Phillip’s wife passed in 2010. He looks you in the eyes when he says that.  She had a massive heart attack and, less than 30 minutes later, was dead.  Phillip’s hands, placed side by side, flat on the table, hint at the grief he still carries, even though his posture and voice are relaxed.

Phillip has two children. After his wife died, he knew he was struggling.  He also knew his children needed good care and worried he couldn’t provide it.  So Phillip asked his parents to help them.  But then his life spiraled further out of control.

Over the next eight years, Phillip and his children went through a lot. He was in and out of jail, and his children went into the foster care system.

Leaning forward, hands still on the table, Phillip says, “Yeah, I had to go through all that to get where I am.” Then he looks away.  His statement seems to be a reminder to himself, more than it’s intended for you.

Phillip got out of jail about fifteen months ago. He had the clothes on his back, $37 in his pocket, no one to call, and no place to go. But Brother Francis Shelter welcomed him in.  Still, Phillip felt hopeless.  He wanted to get a job, to get a home, to have his children back.  But how?

That first week, Phillip wandered downtown Anchorage, thinking. He points to a cargo bay along the 5th Avenue Mall.  “I’d sit in there, so cold I’d almost pass out, praying I’d die.”  He nods, now leaning back, and goes on.  “The more hopeless I felt, the more I was ignored…and it just reinforced it.”

*SUPPLIED INFORMATION*

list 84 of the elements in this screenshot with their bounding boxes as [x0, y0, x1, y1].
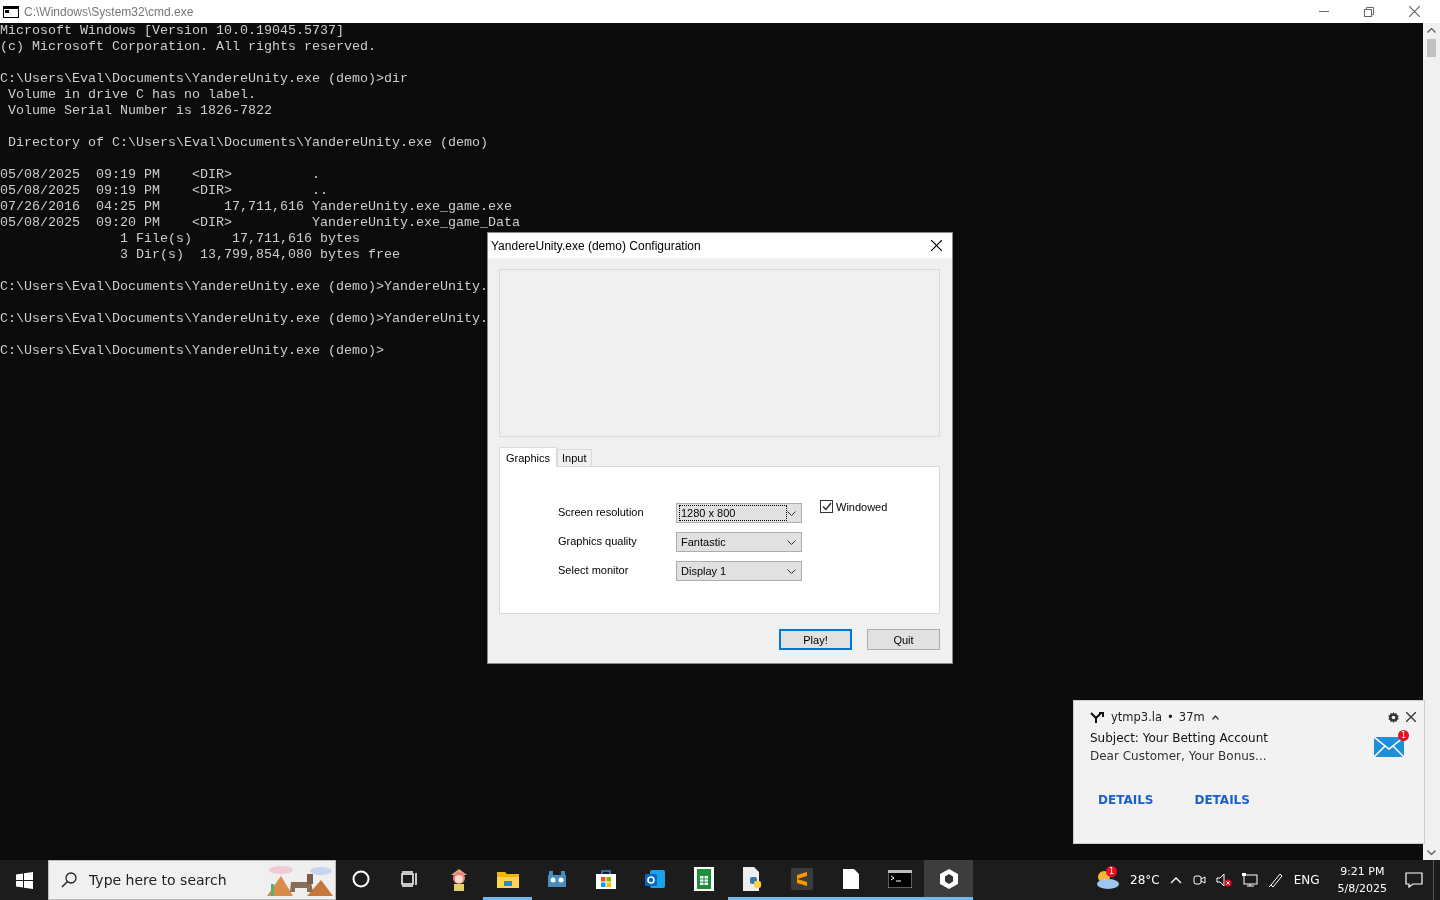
checkbox-label: Windowed: [836, 500, 888, 513]
notification-age: 37m: [1178, 710, 1205, 724]
temperature[interactable]: 28°C: [1130, 873, 1160, 887]
dropdown[interactable]: Display 1: [676, 561, 802, 581]
details-link[interactable]: DETAILS: [1098, 793, 1154, 807]
search-bar[interactable]: Type here to search: [48, 860, 336, 900]
dropdown-value: Fantastic: [680, 535, 727, 550]
clock[interactable]: 9:21 PM 5/8/2025: [1337, 863, 1387, 897]
robot-icon: [545, 868, 568, 889]
details-link[interactable]: DETAILS: [1194, 793, 1250, 807]
console-line: 3 Dir(s) 13,799,854,080 bytes free: [118, 247, 400, 263]
notification-body: Dear Customer, Your Bonus...: [1090, 749, 1268, 763]
muted-speaker-icon[interactable]: [1215, 873, 1232, 887]
caret-icon[interactable]: [1211, 714, 1219, 720]
dialog-title: YandereUnity.exe (demo) Configuration: [491, 238, 701, 253]
clock-time: 9:21 PM: [1340, 864, 1385, 880]
chevron-down-icon: [787, 568, 796, 574]
dialog-button[interactable]: Play!: [779, 629, 852, 650]
console-line: 07/26/2016 04:25 PM 17,711,616 YandereUnity.exe_game.exe: [0, 199, 512, 215]
weather-badge: 1: [1106, 866, 1118, 877]
scroll-up-icon[interactable]: [1427, 28, 1436, 33]
setting-label: Graphics quality: [558, 534, 638, 547]
camera-icon[interactable]: [1191, 873, 1206, 887]
console-line: Directory of C:\Users\Eval\Documents\YandereUnity.exe (demo): [7, 135, 488, 151]
scroll-thumb[interactable]: [1427, 39, 1436, 57]
console-line: (c) Microsoft Corporation. All rights reserved.: [0, 39, 376, 55]
scrollbar[interactable]: [1423, 23, 1440, 860]
chevron-up-icon[interactable]: [1169, 876, 1182, 884]
taskbar-app[interactable]: [924, 860, 973, 900]
console-line: C:\Users\Eval\Documents\YandereUnity.exe (demo)>: [0, 343, 384, 359]
tab[interactable]: Input: [557, 449, 592, 466]
mail-app-icon: [643, 867, 666, 890]
language-indicator[interactable]: ENG: [1293, 873, 1320, 887]
circle-icon: [351, 869, 370, 888]
pen-icon[interactable]: [1267, 872, 1284, 888]
console-line: 05/08/2025 09:19 PM <DIR> ..: [0, 183, 328, 199]
search-icon: [61, 872, 77, 888]
spreadsheet-icon: [693, 866, 714, 891]
folder-icon: [496, 869, 519, 888]
console-line: C:\Users\Eval\Documents\YandereUnity.exe (demo)>YandereUnity.: [0, 279, 488, 295]
task-view-icon: [400, 870, 419, 887]
dropdown[interactable]: Fantastic: [676, 532, 802, 552]
console-line: C:\Users\Eval\Documents\YandereUnity.exe (demo)>YandereUnity.: [0, 311, 488, 327]
chevron-down-icon: [787, 510, 796, 516]
console-line: 05/08/2025 09:19 PM <DIR> .: [0, 167, 320, 183]
console-icon: [3, 5, 19, 18]
notification-center-icon[interactable]: [1405, 872, 1423, 888]
dropdown-value: 1280 x 800: [679, 505, 787, 521]
envelope-icon: [1374, 737, 1404, 757]
window-title: C:\Windows\System32\cmd.exe: [24, 4, 194, 19]
chevron-down-icon: [787, 539, 796, 545]
dropdown[interactable]: 1280 x 800: [676, 503, 802, 523]
console-line: 1 File(s) 17,711,616 bytes: [118, 231, 360, 247]
windows-logo-icon: [15, 871, 33, 889]
console-line: Microsoft Windows [Version 10.0.19045.5737]: [0, 23, 344, 39]
search-field[interactable]: Type here to search: [87, 871, 251, 889]
setting-label: Select monitor: [558, 563, 630, 576]
scroll-down-icon[interactable]: [1427, 850, 1436, 855]
cube-icon: [937, 867, 960, 890]
restore-icon[interactable]: [1364, 6, 1374, 17]
dialog-button[interactable]: Quit: [867, 629, 940, 650]
setting-label: Screen resolution: [558, 505, 645, 518]
shopping-bag-icon: [594, 867, 617, 890]
console-line: Volume Serial Number is 1826-7822: [7, 103, 272, 119]
notification-badge: 1: [1398, 730, 1409, 741]
app-name: ytmp3.la: [1111, 710, 1163, 724]
file-icon: [842, 868, 859, 889]
clock-date: 5/8/2025: [1337, 881, 1387, 897]
dropdown-value: Display 1: [680, 564, 728, 579]
settings-icon[interactable]: [1388, 711, 1399, 723]
separator-dot: •: [1167, 710, 1174, 724]
script-file-icon: [741, 866, 764, 891]
console-line: Volume in drive C has no label.: [7, 87, 256, 103]
tab[interactable]: Graphics: [499, 447, 558, 467]
app-logo-icon: [1090, 711, 1104, 723]
terminal-icon: [887, 869, 912, 888]
close-icon[interactable]: [1406, 712, 1416, 722]
notification-subject: Subject: Your Betting Account: [1090, 731, 1269, 745]
console-line: C:\Users\Eval\Documents\YandereUnity.exe (demo)>dir: [0, 71, 408, 87]
close-icon[interactable]: [931, 240, 942, 251]
console-line: 05/08/2025 09:20 PM <DIR> YandereUnity.exe_game_Data: [0, 215, 520, 231]
network-icon[interactable]: [1241, 873, 1258, 887]
windowed-checkbox[interactable]: [820, 500, 833, 513]
editor-icon: [790, 867, 813, 890]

*AIM 1*
Print the part of the story about Phillip from "Phillip’s wife passed" to "foster care system.".
*AIM 2*
Go on with the story about Phillip, picking up after its last sentence.
The entries have nothing to do with the story about Phillip.

*TASK RESPONSE 1*
Phillip’s wife passed in 2010. He looks you in the eyes when he says that.  She had a massive heart attack and, less than 30 minutes later, was dead.  Phillip’s hands, placed side by side, flat on the table, hint at the grief he still carries, even though his posture and voice are relaxed.

Phillip has two children. After his wife died, he knew he was struggling.  He also knew his children needed good care and worried he couldn’t provide it.  So Phillip asked his parents to help them.  But then his life spiraled further out of control.

Over the next eight years, Phillip and his children went through a lot. He was in and out of jail, and his children went into the foster care system.

*TASK RESPONSE 2*
Fortunately Brother Francis Shelter and Homeless Family Services had Phillip’s back. They believed in him, urging him to begin working with a caseworker.

Phillips laughs. “Bubbly Sarah showed up.”  He tells you how she got him clothes, a job, bus passes.  “She’s more than a caseworker,” Phillip says.  “She’s an advocate.”

Sarah was dead-set on getting Phillip housed.  She even texted him links to Craigslist apartment postings and emailed him leads.  In less than a month, Sarah found him a home, and Phillip found hope.

“If you’re willing to work, willing to do something, there is no way you cannot succeed with Catholic Social Services,” Phillip says.

For a year now, thanks to Sarah’s and Catholic Social Services’ ongoing support, plus Phillip’s hard work, he remains housed, works his job, and sees his children again. Phillip says, “Homelessness can be a starting point, not a stopping point.”  With your support, we can do more to make sure homelessness is a rare, brief, and one-time event, just like it was for Phillip.

I Want to Help End Homelessness!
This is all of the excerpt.